### [DIRECTION]
Write out the listing below exactly, and omit any images you find in it.

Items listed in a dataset
----------------------------------------

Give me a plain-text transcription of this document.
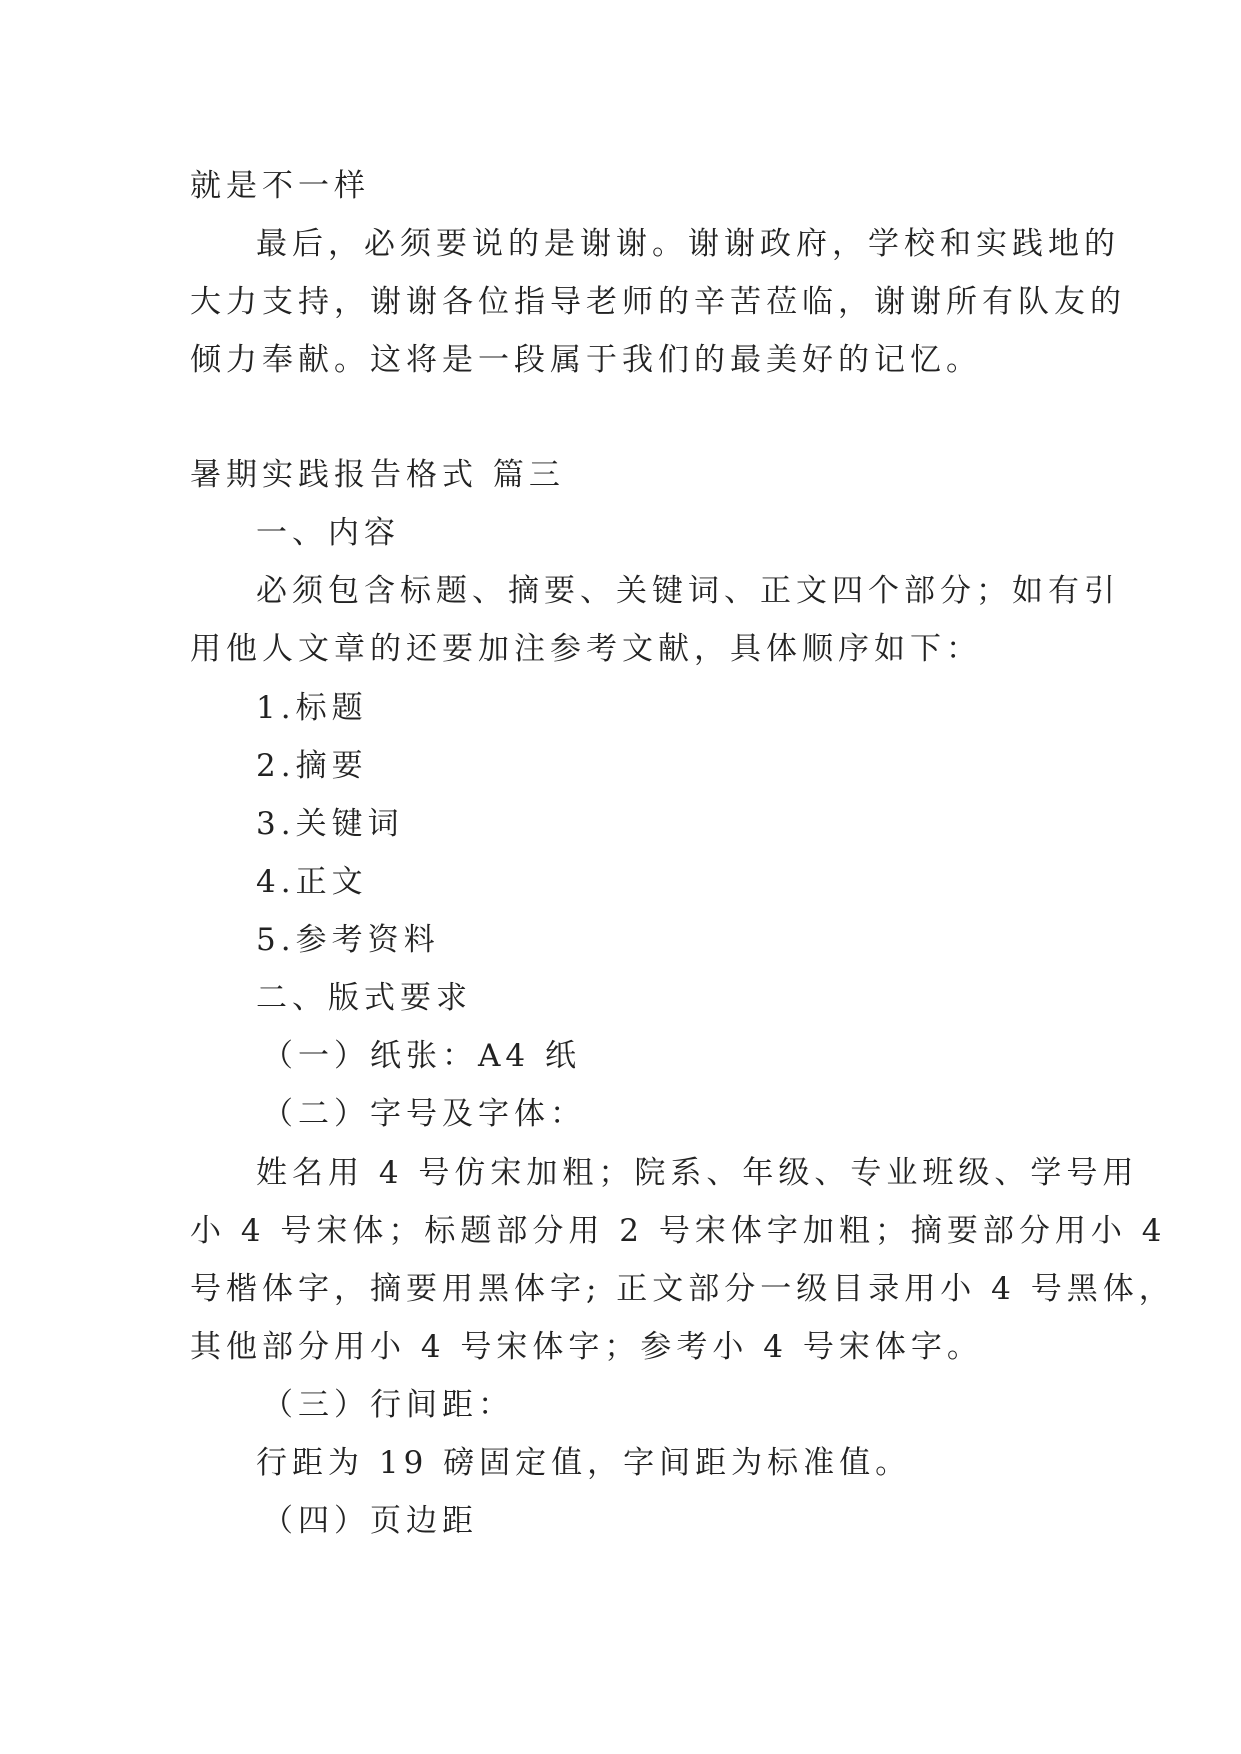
就是不一样
最后，必须要说的是谢谢。谢谢政府，学校和实践地的
大力支持，谢谢各位指导老师的辛苦莅临，谢谢所有队友的
倾力奉献。这将是一段属于我们的最美好的记忆。
暑期实践报告格式 篇三
一、内容
必须包含标题、摘要、关键词、正文四个部分；如有引
用他人文章的还要加注参考文献，具体顺序如下：
1.标题
2.摘要
3.关键词
4.正文
5.参考资料
二、版式要求
（一）纸张：A4 纸
（二）字号及字体：
姓名用 4 号仿宋加粗；院系、年级、专业班级、学号用
小 4 号宋体；标题部分用 2 号宋体字加粗；摘要部分用小 4
号楷体字，摘要用黑体字; 正文部分一级目录用小 4 号黑体，
其他部分用小 4 号宋体字；参考小 4 号宋体字。
（三）行间距：
行距为 19 磅固定值，字间距为标准值。
（四）页边距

----------------------------------------

### [THE REPLY]
Give me a plain-text transcription of this document.
就是不一样
最后，必须要说的是谢谢。谢谢政府，学校和实践地的
大力支持，谢谢各位指导老师的辛苦莅临，谢谢所有队友的
倾力奉献。这将是一段属于我们的最美好的记忆。
暑期实践报告格式 篇三
一、内容
必须包含标题、摘要、关键词、正文四个部分；如有引
用他人文章的还要加注参考文献，具体顺序如下：
1.标题
2.摘要
3.关键词
4.正文
5.参考资料
二、版式要求
（一）纸张：A4 纸
（二）字号及字体：
姓名用 4 号仿宋加粗；院系、年级、专业班级、学号用
小 4 号宋体；标题部分用 2 号宋体字加粗；摘要部分用小 4
号楷体字，摘要用黑体字; 正文部分一级目录用小 4 号黑体，
其他部分用小 4 号宋体字；参考小 4 号宋体字。
（三）行间距：
行距为 19 磅固定值，字间距为标准值。
（四）页边距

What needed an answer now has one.